Search the listing for the string "image" and copy every line that contains it.

-------- THE DATA

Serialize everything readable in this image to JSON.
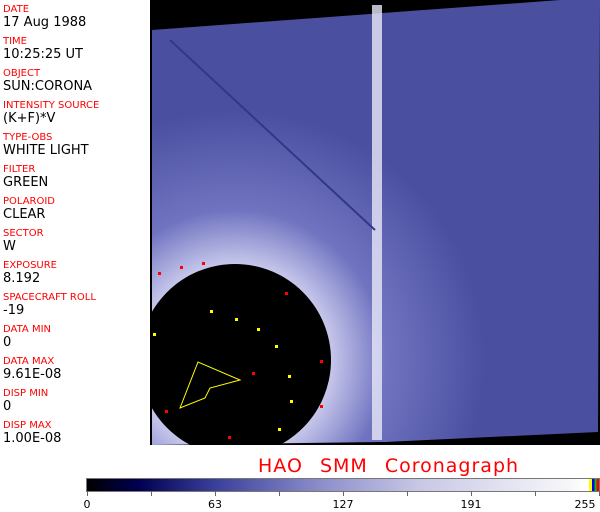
{
  "fields": [
    {
      "label": "DATE",
      "value": "17 Aug 1988"
    },
    {
      "label": "TIME",
      "value": "10:25:25 UT"
    },
    {
      "label": "OBJECT",
      "value": "SUN:CORONA"
    },
    {
      "label": "INTENSITY SOURCE",
      "value": "(K+F)*V"
    },
    {
      "label": "TYPE-OBS",
      "value": "WHITE LIGHT"
    },
    {
      "label": "FILTER",
      "value": "GREEN"
    },
    {
      "label": "POLAROID",
      "value": "CLEAR"
    },
    {
      "label": "SECTOR",
      "value": "W"
    },
    {
      "label": "EXPOSURE",
      "value": "8.192"
    },
    {
      "label": "SPACECRAFT ROLL",
      "value": "-19"
    },
    {
      "label": "DATA MIN",
      "value": "0"
    },
    {
      "label": "DATA MAX",
      "value": "9.61E-08"
    },
    {
      "label": "DISP MIN",
      "value": "0"
    },
    {
      "label": "DISP MAX",
      "value": "1.00E-08"
    }
  ],
  "title": "HAO  SMM Coronagraph",
  "colorbar": {
    "ticks": [
      "0",
      "63",
      "127",
      "191",
      "255"
    ],
    "colors": [
      "#000000",
      "#000050",
      "#8a8cc8",
      "#ffffff"
    ],
    "end_colors": [
      "#ffff00",
      "#0000ff",
      "#00cc00",
      "#ff0000"
    ]
  }
}
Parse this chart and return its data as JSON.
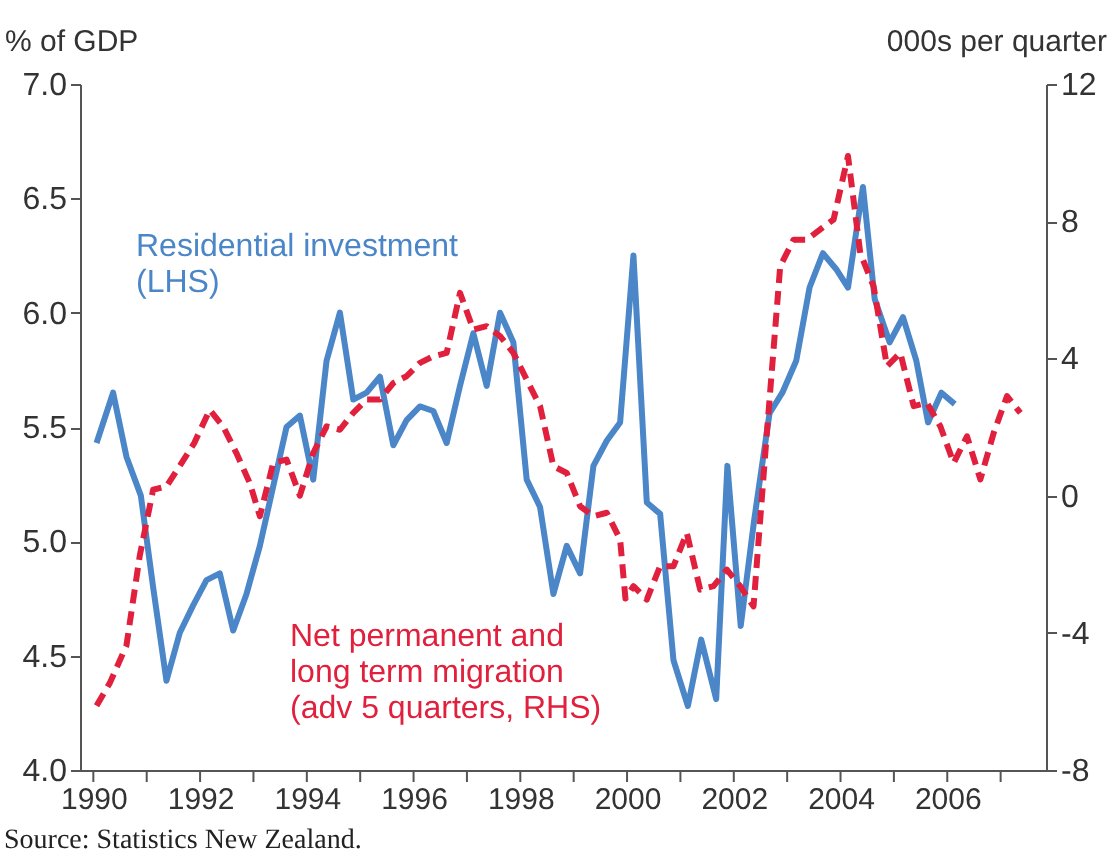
{
  "chart_data": {
    "type": "line",
    "ylabel": "% of GDP",
    "y2label": "000s per quarter",
    "annotations": [
      "Source: Statistics New Zealand."
    ],
    "xlim": [
      1989.75,
      2007.85
    ],
    "xticks": [
      1990,
      {
        "value": 1991,
        "label": null
      },
      1992,
      {
        "value": 1993,
        "label": null
      },
      1994,
      {
        "value": 1995,
        "label": null
      },
      1996,
      {
        "value": 1997,
        "label": null
      },
      1998,
      {
        "value": 1999,
        "label": null
      },
      2000,
      {
        "value": 2001,
        "label": null
      },
      2002,
      {
        "value": 2003,
        "label": null
      },
      2004,
      {
        "value": 2005,
        "label": null
      },
      2006,
      {
        "value": 2007,
        "label": null
      }
    ],
    "ylim": [
      4.0,
      7.0
    ],
    "yticks": [
      {
        "value": 4,
        "label": "4.0"
      },
      4.5,
      {
        "value": 5,
        "label": "5.0"
      },
      5.5,
      {
        "value": 6,
        "label": "6.0"
      },
      6.5,
      {
        "value": 7,
        "label": "7.0"
      }
    ],
    "y2lim": [
      -8,
      12
    ],
    "y2ticks": [
      -8,
      -4,
      0,
      4,
      8,
      12
    ],
    "grid": false,
    "legend": false,
    "series": [
      {
        "name": "Residential investment\n(LHS)",
        "color": "#4a86c8",
        "line_style": "solid",
        "x": [
          1990.06,
          1990.37,
          1990.62,
          1990.89,
          1991.12,
          1991.37,
          1991.62,
          1991.87,
          1992.12,
          1992.37,
          1992.62,
          1992.87,
          1993.12,
          1993.37,
          1993.62,
          1993.87,
          1994.12,
          1994.37,
          1994.62,
          1994.87,
          1995.12,
          1995.37,
          1995.62,
          1995.87,
          1996.12,
          1996.37,
          1996.62,
          1996.87,
          1997.12,
          1997.37,
          1997.62,
          1997.87,
          1998.12,
          1998.37,
          1998.62,
          1998.87,
          1999.12,
          1999.37,
          1999.62,
          1999.87,
          2000.12,
          2000.37,
          2000.62,
          2000.87,
          2001.14,
          2001.39,
          2001.67,
          2001.88,
          2002.13,
          2002.38,
          2002.67,
          2002.91,
          2003.17,
          2003.42,
          2003.67,
          2003.92,
          2004.14,
          2004.42,
          2004.64,
          2004.92,
          2005.17,
          2005.42,
          2005.64,
          2005.89,
          2006.14
        ],
        "values": [
          5.43,
          5.65,
          5.37,
          5.2,
          4.8,
          4.39,
          4.6,
          4.72,
          4.83,
          4.86,
          4.61,
          4.77,
          4.98,
          5.24,
          5.5,
          5.55,
          5.27,
          5.79,
          6.0,
          5.62,
          5.65,
          5.72,
          5.42,
          5.53,
          5.59,
          5.57,
          5.43,
          5.68,
          5.91,
          5.68,
          6.0,
          5.87,
          5.27,
          5.15,
          4.77,
          4.98,
          4.86,
          5.33,
          5.44,
          5.52,
          6.25,
          5.17,
          5.12,
          4.48,
          4.28,
          4.57,
          4.31,
          5.33,
          4.63,
          5.09,
          5.56,
          5.65,
          5.79,
          6.11,
          6.26,
          6.19,
          6.11,
          6.55,
          6.06,
          5.87,
          5.98,
          5.79,
          5.52,
          5.65,
          5.6
        ]
      },
      {
        "name": "Net permanent and\nlong term migration\n(adv 5 quarters, RHS)",
        "color": "#e0203c",
        "line_style": "dashed",
        "axis": "y2",
        "x": [
          1990.06,
          1990.31,
          1990.62,
          1990.87,
          1991.12,
          1991.37,
          1991.62,
          1991.89,
          1992.18,
          1992.43,
          1992.68,
          1992.93,
          1993.12,
          1993.37,
          1993.62,
          1993.87,
          1994.12,
          1994.37,
          1994.62,
          1994.87,
          1995.12,
          1995.37,
          1995.62,
          1995.87,
          1996.12,
          1996.37,
          1996.62,
          1996.87,
          1997.12,
          1997.37,
          1997.62,
          1997.87,
          1998.12,
          1998.37,
          1998.62,
          1998.87,
          1999.12,
          1999.37,
          1999.62,
          1999.87,
          1999.97,
          2000.12,
          2000.37,
          2000.62,
          2000.87,
          2001.12,
          2001.37,
          2001.62,
          2001.87,
          2002.12,
          2002.37,
          2002.62,
          2002.87,
          2003.12,
          2003.37,
          2003.62,
          2003.87,
          2004.14,
          2004.37,
          2004.62,
          2004.87,
          2005.12,
          2005.37,
          2005.62,
          2005.87,
          2006.12,
          2006.37,
          2006.62,
          2006.87,
          2007.12,
          2007.37
        ],
        "values": [
          -6.13,
          -5.46,
          -4.37,
          -1.75,
          0.17,
          0.27,
          0.87,
          1.53,
          2.5,
          2.02,
          1.24,
          0.37,
          -0.6,
          0.95,
          1.05,
          0,
          1.24,
          2.02,
          1.92,
          2.41,
          2.8,
          2.8,
          3.28,
          3.48,
          3.87,
          4.06,
          4.16,
          5.91,
          4.84,
          4.94,
          4.65,
          4.16,
          3.38,
          2.61,
          0.86,
          0.66,
          -0.31,
          -0.6,
          -0.5,
          -1.28,
          -3.0,
          -2.64,
          -3.03,
          -2.06,
          -2.06,
          -1.09,
          -2.74,
          -2.64,
          -2.16,
          -2.64,
          -3.23,
          1.83,
          6.69,
          7.46,
          7.46,
          7.76,
          8.05,
          9.9,
          7.07,
          6.1,
          3.77,
          4.16,
          2.61,
          2.7,
          2.02,
          0.95,
          1.73,
          0.47,
          1.83,
          2.9,
          2.41
        ]
      }
    ]
  }
}
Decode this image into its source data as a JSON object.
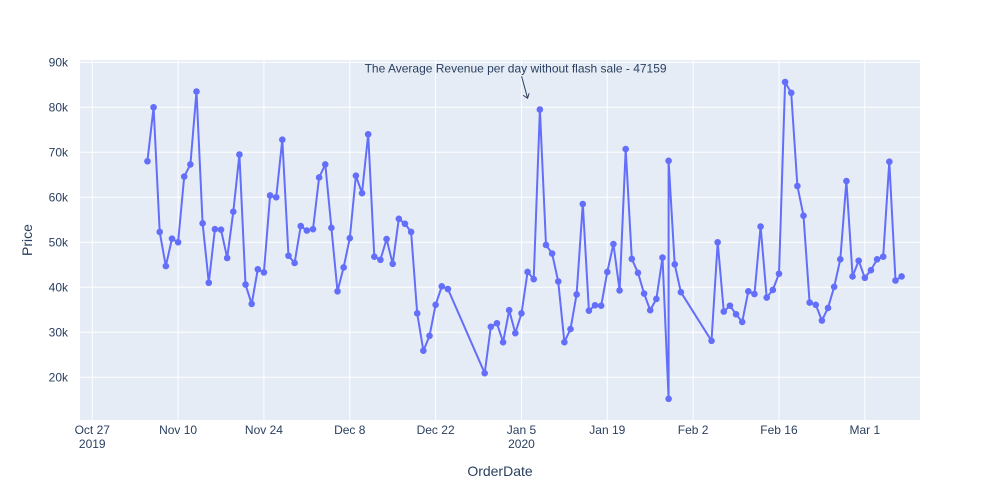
{
  "chart_data": {
    "type": "line",
    "mode": "lines+markers",
    "xlabel": "OrderDate",
    "ylabel": "Price",
    "annotation": {
      "text": "The Average Revenue per day without flash sale - 47159",
      "x": "2020-01-06",
      "y": 82000
    },
    "x_ticks": [
      {
        "date": "2019-10-27",
        "label": "Oct 27",
        "sub": "2019"
      },
      {
        "date": "2019-11-10",
        "label": "Nov 10",
        "sub": ""
      },
      {
        "date": "2019-11-24",
        "label": "Nov 24",
        "sub": ""
      },
      {
        "date": "2019-12-08",
        "label": "Dec 8",
        "sub": ""
      },
      {
        "date": "2019-12-22",
        "label": "Dec 22",
        "sub": ""
      },
      {
        "date": "2020-01-05",
        "label": "Jan 5",
        "sub": "2020"
      },
      {
        "date": "2020-01-19",
        "label": "Jan 19",
        "sub": ""
      },
      {
        "date": "2020-02-02",
        "label": "Feb 2",
        "sub": ""
      },
      {
        "date": "2020-02-16",
        "label": "Feb 16",
        "sub": ""
      },
      {
        "date": "2020-03-01",
        "label": "Mar 1",
        "sub": ""
      }
    ],
    "y_ticks": [
      {
        "value": 20000,
        "label": "20k"
      },
      {
        "value": 30000,
        "label": "30k"
      },
      {
        "value": 40000,
        "label": "40k"
      },
      {
        "value": 50000,
        "label": "50k"
      },
      {
        "value": 60000,
        "label": "60k"
      },
      {
        "value": 70000,
        "label": "70k"
      },
      {
        "value": 80000,
        "label": "80k"
      },
      {
        "value": 90000,
        "label": "90k"
      }
    ],
    "xlim": [
      "2019-10-25",
      "2020-03-10"
    ],
    "ylim": [
      10500,
      90500
    ],
    "grid": true,
    "colors": {
      "line": "#636efa",
      "plot_bg": "#e5ecf6",
      "grid": "#ffffff",
      "text": "#2a3f5f"
    },
    "series": [
      {
        "points": [
          [
            "2019-11-05",
            68000
          ],
          [
            "2019-11-06",
            80000
          ],
          [
            "2019-11-07",
            52300
          ],
          [
            "2019-11-08",
            44700
          ],
          [
            "2019-11-09",
            50800
          ],
          [
            "2019-11-10",
            50000
          ],
          [
            "2019-11-11",
            64600
          ],
          [
            "2019-11-12",
            67300
          ],
          [
            "2019-11-13",
            83500
          ],
          [
            "2019-11-14",
            54200
          ],
          [
            "2019-11-15",
            41000
          ],
          [
            "2019-11-16",
            52900
          ],
          [
            "2019-11-17",
            52800
          ],
          [
            "2019-11-18",
            46500
          ],
          [
            "2019-11-19",
            56800
          ],
          [
            "2019-11-20",
            69500
          ],
          [
            "2019-11-21",
            40600
          ],
          [
            "2019-11-22",
            36300
          ],
          [
            "2019-11-23",
            44000
          ],
          [
            "2019-11-24",
            43300
          ],
          [
            "2019-11-25",
            60400
          ],
          [
            "2019-11-26",
            60000
          ],
          [
            "2019-11-27",
            72800
          ],
          [
            "2019-11-28",
            47000
          ],
          [
            "2019-11-29",
            45400
          ],
          [
            "2019-11-30",
            53600
          ],
          [
            "2019-12-01",
            52600
          ],
          [
            "2019-12-02",
            52900
          ],
          [
            "2019-12-03",
            64400
          ],
          [
            "2019-12-04",
            67300
          ],
          [
            "2019-12-05",
            53200
          ],
          [
            "2019-12-06",
            39100
          ],
          [
            "2019-12-07",
            44400
          ],
          [
            "2019-12-08",
            50900
          ],
          [
            "2019-12-09",
            64800
          ],
          [
            "2019-12-10",
            60900
          ],
          [
            "2019-12-11",
            74000
          ],
          [
            "2019-12-12",
            46800
          ],
          [
            "2019-12-13",
            46100
          ],
          [
            "2019-12-14",
            50700
          ],
          [
            "2019-12-15",
            45200
          ],
          [
            "2019-12-16",
            55200
          ],
          [
            "2019-12-17",
            54100
          ],
          [
            "2019-12-18",
            52300
          ],
          [
            "2019-12-19",
            34200
          ],
          [
            "2019-12-20",
            25900
          ],
          [
            "2019-12-21",
            29200
          ],
          [
            "2019-12-22",
            36100
          ],
          [
            "2019-12-23",
            40200
          ],
          [
            "2019-12-24",
            39600
          ],
          [
            "2020-01-29",
            15200
          ],
          [
            "2019-12-30",
            20900
          ],
          [
            "2019-12-31",
            31200
          ],
          [
            "2020-01-01",
            32000
          ],
          [
            "2020-01-02",
            27800
          ],
          [
            "2020-01-03",
            34900
          ],
          [
            "2020-01-04",
            29800
          ],
          [
            "2020-01-05",
            34200
          ],
          [
            "2020-01-06",
            43400
          ],
          [
            "2020-01-07",
            41800
          ],
          [
            "2020-01-08",
            79500
          ],
          [
            "2020-01-09",
            49400
          ],
          [
            "2020-01-10",
            47500
          ],
          [
            "2020-01-11",
            41300
          ],
          [
            "2020-01-12",
            27800
          ],
          [
            "2020-01-13",
            30700
          ],
          [
            "2020-01-14",
            38400
          ],
          [
            "2020-01-15",
            58500
          ],
          [
            "2020-01-16",
            34800
          ],
          [
            "2020-01-17",
            36000
          ],
          [
            "2020-01-18",
            35900
          ],
          [
            "2020-01-19",
            43400
          ],
          [
            "2020-01-20",
            49600
          ],
          [
            "2020-01-21",
            39300
          ],
          [
            "2020-01-22",
            70700
          ],
          [
            "2020-01-23",
            46300
          ],
          [
            "2020-01-24",
            43200
          ],
          [
            "2020-01-25",
            38600
          ],
          [
            "2020-01-26",
            34900
          ],
          [
            "2020-01-27",
            37400
          ],
          [
            "2020-01-28",
            46600
          ],
          [
            "2020-01-29",
            68100
          ],
          [
            "2020-01-30",
            45100
          ],
          [
            "2020-01-31",
            38900
          ],
          [
            "2020-02-05",
            28100
          ],
          [
            "2020-02-06",
            50000
          ],
          [
            "2020-02-07",
            34600
          ],
          [
            "2020-02-08",
            35900
          ],
          [
            "2020-02-09",
            34000
          ],
          [
            "2020-02-10",
            32300
          ],
          [
            "2020-02-11",
            39100
          ],
          [
            "2020-02-12",
            38500
          ],
          [
            "2020-02-13",
            53500
          ],
          [
            "2020-02-14",
            37700
          ],
          [
            "2020-02-15",
            39400
          ],
          [
            "2020-02-16",
            43000
          ],
          [
            "2020-02-17",
            85600
          ],
          [
            "2020-02-18",
            83200
          ],
          [
            "2020-02-19",
            62500
          ],
          [
            "2020-02-20",
            55900
          ],
          [
            "2020-02-21",
            36600
          ],
          [
            "2020-02-22",
            36100
          ],
          [
            "2020-02-23",
            32600
          ],
          [
            "2020-02-24",
            35400
          ],
          [
            "2020-02-25",
            40100
          ],
          [
            "2020-02-26",
            46200
          ],
          [
            "2020-02-27",
            63600
          ],
          [
            "2020-02-28",
            42400
          ],
          [
            "2020-02-29",
            45900
          ],
          [
            "2020-03-01",
            42100
          ],
          [
            "2020-03-02",
            43800
          ],
          [
            "2020-03-03",
            46200
          ],
          [
            "2020-03-04",
            46800
          ],
          [
            "2020-03-05",
            67900
          ],
          [
            "2020-03-06",
            41500
          ],
          [
            "2020-03-07",
            42400
          ]
        ]
      }
    ]
  }
}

----------------

IN RESPONSE —
Serialize everything readable in this image to JSON.
Decode this image into its source data as a JSON object.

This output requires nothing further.